▸ **Problem to solve**
Which lines contain the string "STATES"? Please list every one of them.

▸ **The input**
>> begin
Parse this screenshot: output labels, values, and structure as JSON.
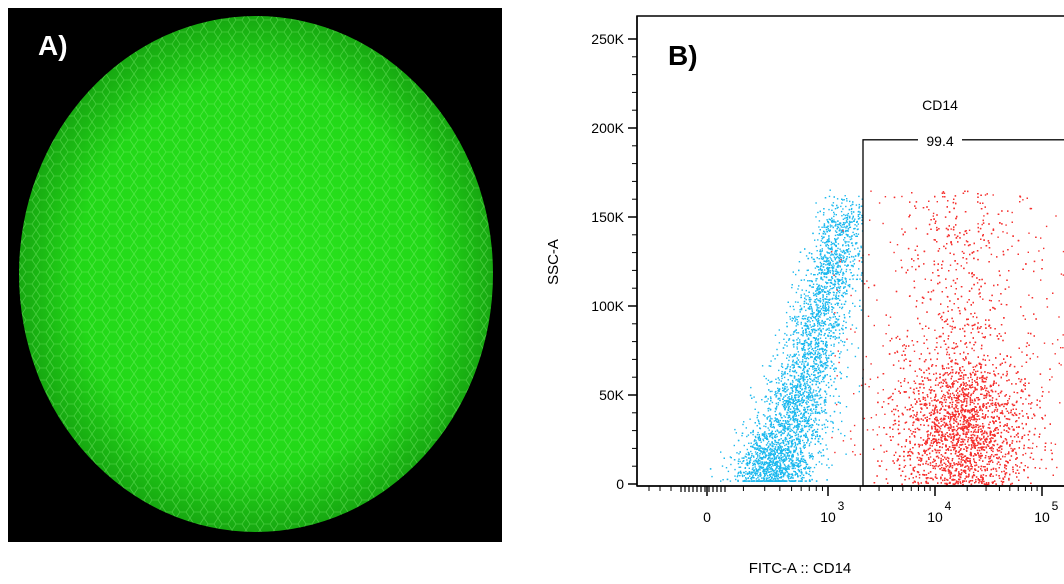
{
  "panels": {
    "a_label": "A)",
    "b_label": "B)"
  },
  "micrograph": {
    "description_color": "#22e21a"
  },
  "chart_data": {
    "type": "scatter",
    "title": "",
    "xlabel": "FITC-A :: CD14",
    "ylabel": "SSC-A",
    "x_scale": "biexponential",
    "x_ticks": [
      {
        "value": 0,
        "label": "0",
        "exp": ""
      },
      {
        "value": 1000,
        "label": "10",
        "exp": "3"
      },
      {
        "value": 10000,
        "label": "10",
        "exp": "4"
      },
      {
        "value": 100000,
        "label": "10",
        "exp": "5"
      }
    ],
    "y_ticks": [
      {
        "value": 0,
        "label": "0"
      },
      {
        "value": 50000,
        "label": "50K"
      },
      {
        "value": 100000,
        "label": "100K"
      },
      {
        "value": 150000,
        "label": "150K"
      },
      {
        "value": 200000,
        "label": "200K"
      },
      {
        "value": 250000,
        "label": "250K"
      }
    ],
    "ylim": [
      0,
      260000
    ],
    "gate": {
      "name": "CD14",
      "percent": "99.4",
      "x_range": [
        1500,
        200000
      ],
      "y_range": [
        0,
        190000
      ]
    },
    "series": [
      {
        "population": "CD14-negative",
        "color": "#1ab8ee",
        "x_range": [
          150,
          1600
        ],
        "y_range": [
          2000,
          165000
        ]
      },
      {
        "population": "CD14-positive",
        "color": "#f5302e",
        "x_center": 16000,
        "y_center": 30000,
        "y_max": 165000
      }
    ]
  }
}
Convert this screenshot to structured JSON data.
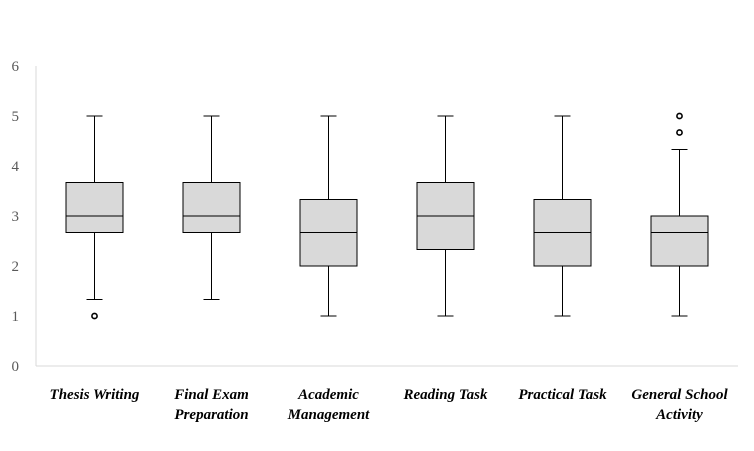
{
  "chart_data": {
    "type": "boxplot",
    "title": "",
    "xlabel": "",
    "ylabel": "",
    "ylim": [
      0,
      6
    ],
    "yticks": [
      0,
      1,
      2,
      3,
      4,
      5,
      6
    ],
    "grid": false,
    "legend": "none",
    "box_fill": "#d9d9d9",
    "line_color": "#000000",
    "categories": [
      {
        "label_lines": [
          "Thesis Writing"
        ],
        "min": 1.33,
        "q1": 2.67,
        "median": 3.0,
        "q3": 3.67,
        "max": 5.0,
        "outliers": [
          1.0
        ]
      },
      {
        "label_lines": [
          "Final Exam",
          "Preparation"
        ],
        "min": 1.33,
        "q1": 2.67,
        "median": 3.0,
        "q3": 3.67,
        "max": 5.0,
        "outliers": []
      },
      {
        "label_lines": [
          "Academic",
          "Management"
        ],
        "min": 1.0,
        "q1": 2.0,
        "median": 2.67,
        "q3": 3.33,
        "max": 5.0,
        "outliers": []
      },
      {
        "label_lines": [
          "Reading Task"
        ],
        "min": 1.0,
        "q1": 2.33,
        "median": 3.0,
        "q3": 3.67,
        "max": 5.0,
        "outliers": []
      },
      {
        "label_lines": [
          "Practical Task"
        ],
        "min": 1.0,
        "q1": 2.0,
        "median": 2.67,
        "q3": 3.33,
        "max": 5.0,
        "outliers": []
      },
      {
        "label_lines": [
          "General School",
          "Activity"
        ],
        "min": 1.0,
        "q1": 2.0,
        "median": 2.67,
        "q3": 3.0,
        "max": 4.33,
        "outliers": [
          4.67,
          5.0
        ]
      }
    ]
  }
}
>> end
>> begin
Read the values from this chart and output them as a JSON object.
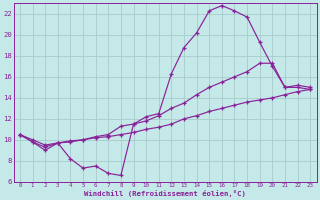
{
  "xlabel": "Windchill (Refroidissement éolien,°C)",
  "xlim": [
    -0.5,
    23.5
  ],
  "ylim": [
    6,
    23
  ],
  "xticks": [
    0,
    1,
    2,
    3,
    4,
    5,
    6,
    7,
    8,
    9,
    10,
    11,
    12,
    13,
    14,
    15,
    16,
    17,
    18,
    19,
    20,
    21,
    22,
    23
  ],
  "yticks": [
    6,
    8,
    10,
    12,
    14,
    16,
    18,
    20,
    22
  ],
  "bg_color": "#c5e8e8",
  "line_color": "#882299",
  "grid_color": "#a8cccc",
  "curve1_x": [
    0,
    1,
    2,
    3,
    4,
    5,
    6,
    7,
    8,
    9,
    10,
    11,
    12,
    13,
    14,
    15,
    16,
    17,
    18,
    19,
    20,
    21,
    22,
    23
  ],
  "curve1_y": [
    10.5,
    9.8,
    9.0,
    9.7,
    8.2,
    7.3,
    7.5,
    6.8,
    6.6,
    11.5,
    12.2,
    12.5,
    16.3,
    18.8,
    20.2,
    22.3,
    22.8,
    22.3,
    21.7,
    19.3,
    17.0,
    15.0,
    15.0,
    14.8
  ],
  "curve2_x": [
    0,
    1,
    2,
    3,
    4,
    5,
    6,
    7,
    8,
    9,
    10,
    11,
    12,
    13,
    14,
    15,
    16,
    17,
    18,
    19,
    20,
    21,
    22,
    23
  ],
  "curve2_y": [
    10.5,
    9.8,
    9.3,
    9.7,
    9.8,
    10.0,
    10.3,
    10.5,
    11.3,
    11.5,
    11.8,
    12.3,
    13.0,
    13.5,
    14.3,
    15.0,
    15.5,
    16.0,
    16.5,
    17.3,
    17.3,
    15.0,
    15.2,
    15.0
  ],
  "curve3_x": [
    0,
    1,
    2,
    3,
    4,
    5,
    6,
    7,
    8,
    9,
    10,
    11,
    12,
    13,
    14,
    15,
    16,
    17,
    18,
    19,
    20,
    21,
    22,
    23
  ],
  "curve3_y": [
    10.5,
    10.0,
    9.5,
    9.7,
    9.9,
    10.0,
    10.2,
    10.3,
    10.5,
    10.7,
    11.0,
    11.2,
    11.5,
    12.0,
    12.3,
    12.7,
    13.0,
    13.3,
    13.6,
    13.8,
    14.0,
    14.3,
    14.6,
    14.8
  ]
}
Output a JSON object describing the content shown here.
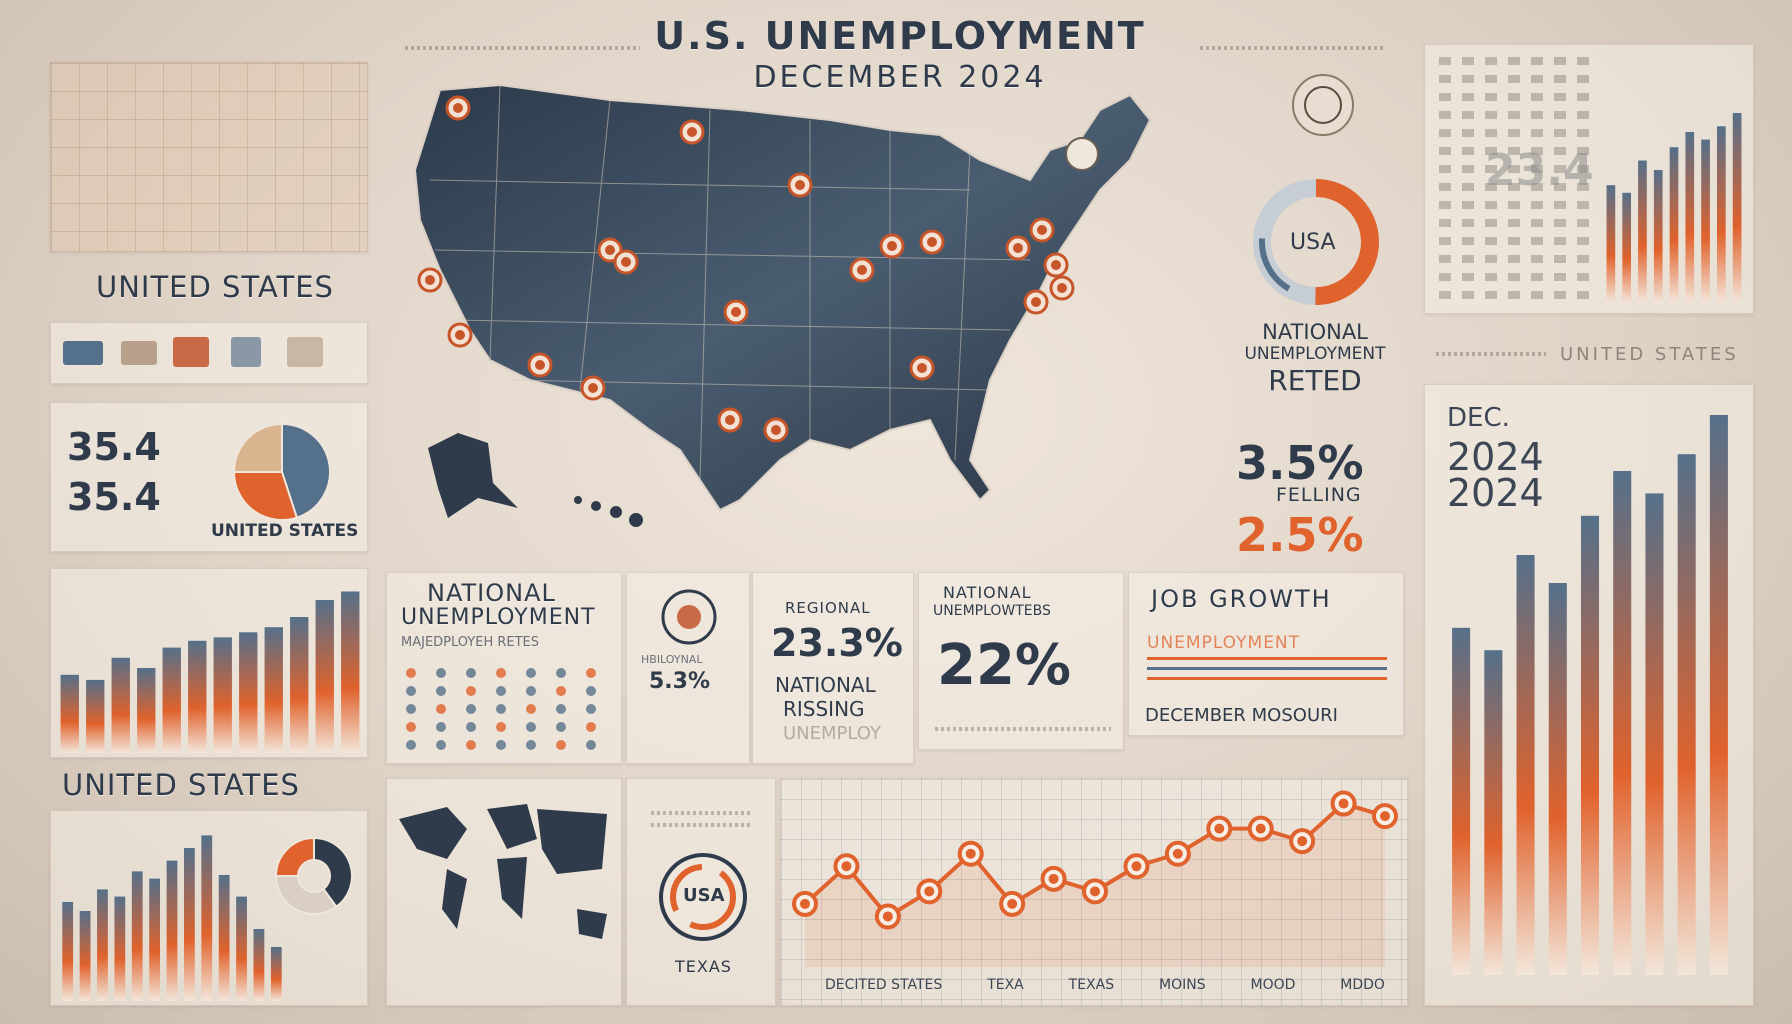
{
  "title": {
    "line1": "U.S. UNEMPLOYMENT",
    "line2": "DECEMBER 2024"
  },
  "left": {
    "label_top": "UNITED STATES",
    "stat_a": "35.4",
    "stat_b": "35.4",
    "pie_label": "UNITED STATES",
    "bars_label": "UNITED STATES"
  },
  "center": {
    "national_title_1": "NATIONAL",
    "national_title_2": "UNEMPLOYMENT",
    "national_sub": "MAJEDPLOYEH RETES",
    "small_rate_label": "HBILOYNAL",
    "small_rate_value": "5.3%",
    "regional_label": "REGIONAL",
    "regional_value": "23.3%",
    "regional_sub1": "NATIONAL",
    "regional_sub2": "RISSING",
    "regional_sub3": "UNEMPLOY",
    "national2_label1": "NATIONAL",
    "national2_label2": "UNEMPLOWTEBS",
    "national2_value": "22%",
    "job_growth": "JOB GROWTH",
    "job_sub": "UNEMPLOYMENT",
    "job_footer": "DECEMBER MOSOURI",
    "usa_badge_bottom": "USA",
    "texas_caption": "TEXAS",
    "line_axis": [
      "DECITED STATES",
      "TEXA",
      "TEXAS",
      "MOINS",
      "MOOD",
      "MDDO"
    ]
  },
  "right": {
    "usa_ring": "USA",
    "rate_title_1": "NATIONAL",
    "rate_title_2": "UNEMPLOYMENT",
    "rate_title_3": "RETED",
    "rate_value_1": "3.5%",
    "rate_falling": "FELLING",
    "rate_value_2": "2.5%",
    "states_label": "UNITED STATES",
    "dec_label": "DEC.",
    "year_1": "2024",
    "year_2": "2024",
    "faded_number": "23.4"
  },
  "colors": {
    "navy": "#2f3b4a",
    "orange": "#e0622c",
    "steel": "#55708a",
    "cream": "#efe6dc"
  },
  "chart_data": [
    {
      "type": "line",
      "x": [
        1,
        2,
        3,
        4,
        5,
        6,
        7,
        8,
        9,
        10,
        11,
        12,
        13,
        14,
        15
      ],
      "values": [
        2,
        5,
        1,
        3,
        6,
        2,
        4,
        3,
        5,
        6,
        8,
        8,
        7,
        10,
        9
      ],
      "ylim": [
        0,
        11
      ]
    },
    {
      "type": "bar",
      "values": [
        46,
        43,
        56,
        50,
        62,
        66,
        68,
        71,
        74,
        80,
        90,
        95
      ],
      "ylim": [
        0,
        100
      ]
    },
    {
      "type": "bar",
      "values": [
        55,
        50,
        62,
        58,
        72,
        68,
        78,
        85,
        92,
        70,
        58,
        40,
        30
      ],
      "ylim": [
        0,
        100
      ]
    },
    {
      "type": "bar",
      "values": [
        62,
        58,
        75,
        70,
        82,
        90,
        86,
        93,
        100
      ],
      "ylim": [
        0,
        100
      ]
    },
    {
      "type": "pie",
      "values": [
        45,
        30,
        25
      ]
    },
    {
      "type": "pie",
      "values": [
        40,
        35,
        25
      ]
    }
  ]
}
>> end
>> begin
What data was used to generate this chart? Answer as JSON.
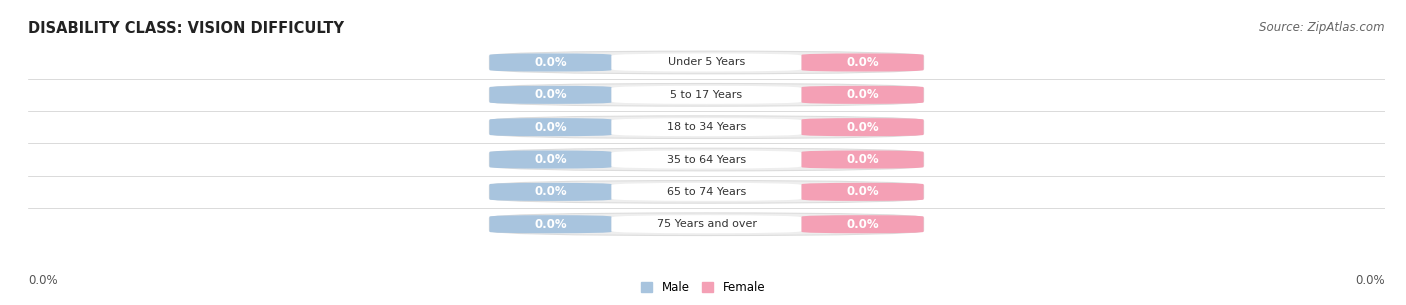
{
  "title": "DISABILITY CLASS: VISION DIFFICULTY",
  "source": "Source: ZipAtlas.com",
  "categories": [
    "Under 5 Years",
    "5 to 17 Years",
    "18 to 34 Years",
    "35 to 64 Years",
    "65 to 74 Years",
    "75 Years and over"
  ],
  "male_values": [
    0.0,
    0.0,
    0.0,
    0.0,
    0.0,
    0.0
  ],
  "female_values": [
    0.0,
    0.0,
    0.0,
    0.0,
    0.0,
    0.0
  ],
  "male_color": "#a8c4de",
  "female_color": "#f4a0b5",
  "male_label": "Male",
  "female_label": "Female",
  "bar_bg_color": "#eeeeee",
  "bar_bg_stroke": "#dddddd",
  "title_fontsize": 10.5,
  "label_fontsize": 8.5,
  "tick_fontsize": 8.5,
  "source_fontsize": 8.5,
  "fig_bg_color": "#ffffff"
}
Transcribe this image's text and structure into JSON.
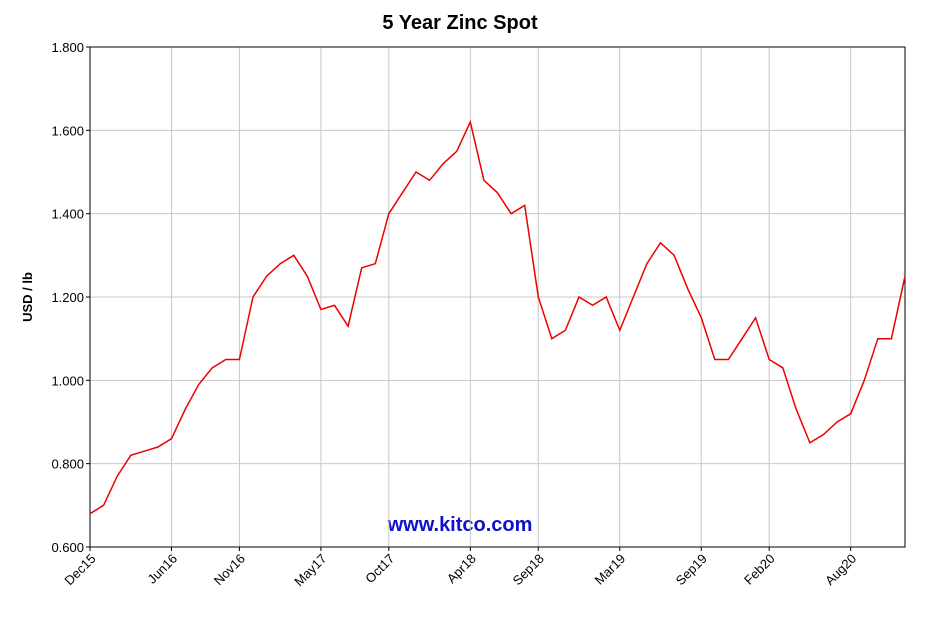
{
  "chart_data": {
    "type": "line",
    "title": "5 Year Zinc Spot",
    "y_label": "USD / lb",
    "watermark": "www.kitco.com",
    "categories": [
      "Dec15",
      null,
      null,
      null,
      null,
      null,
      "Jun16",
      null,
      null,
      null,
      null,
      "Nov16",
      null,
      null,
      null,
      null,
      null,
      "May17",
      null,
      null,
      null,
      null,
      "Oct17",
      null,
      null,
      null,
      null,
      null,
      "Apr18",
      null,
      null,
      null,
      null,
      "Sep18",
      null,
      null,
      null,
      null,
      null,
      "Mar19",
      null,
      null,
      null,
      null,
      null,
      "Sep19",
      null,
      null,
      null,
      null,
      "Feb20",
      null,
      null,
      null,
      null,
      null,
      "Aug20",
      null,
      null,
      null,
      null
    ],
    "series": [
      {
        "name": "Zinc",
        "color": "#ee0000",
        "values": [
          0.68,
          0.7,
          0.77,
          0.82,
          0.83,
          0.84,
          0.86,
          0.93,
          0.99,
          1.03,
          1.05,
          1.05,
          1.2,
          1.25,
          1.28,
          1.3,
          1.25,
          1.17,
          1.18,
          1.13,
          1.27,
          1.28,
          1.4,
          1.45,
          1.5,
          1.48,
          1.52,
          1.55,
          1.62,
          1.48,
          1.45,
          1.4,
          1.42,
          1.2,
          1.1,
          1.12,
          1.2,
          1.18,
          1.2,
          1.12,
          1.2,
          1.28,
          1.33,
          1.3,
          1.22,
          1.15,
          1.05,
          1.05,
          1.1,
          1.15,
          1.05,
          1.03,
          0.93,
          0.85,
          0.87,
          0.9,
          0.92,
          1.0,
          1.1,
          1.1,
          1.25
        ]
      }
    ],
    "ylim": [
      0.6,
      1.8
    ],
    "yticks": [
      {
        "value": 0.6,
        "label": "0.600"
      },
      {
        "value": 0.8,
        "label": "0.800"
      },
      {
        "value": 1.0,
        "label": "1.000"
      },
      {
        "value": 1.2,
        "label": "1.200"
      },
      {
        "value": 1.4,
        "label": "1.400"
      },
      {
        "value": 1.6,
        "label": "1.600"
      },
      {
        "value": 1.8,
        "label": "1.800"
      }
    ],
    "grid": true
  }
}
>> end
▸ **Result of the exercise**
    "label_top": "UNITED STATES",
    "pie_label": "UNITED STATES",
    "bars_label": "UNITED STATES"
      "DECITED STATES",
    "states_label": "UNITED STATES",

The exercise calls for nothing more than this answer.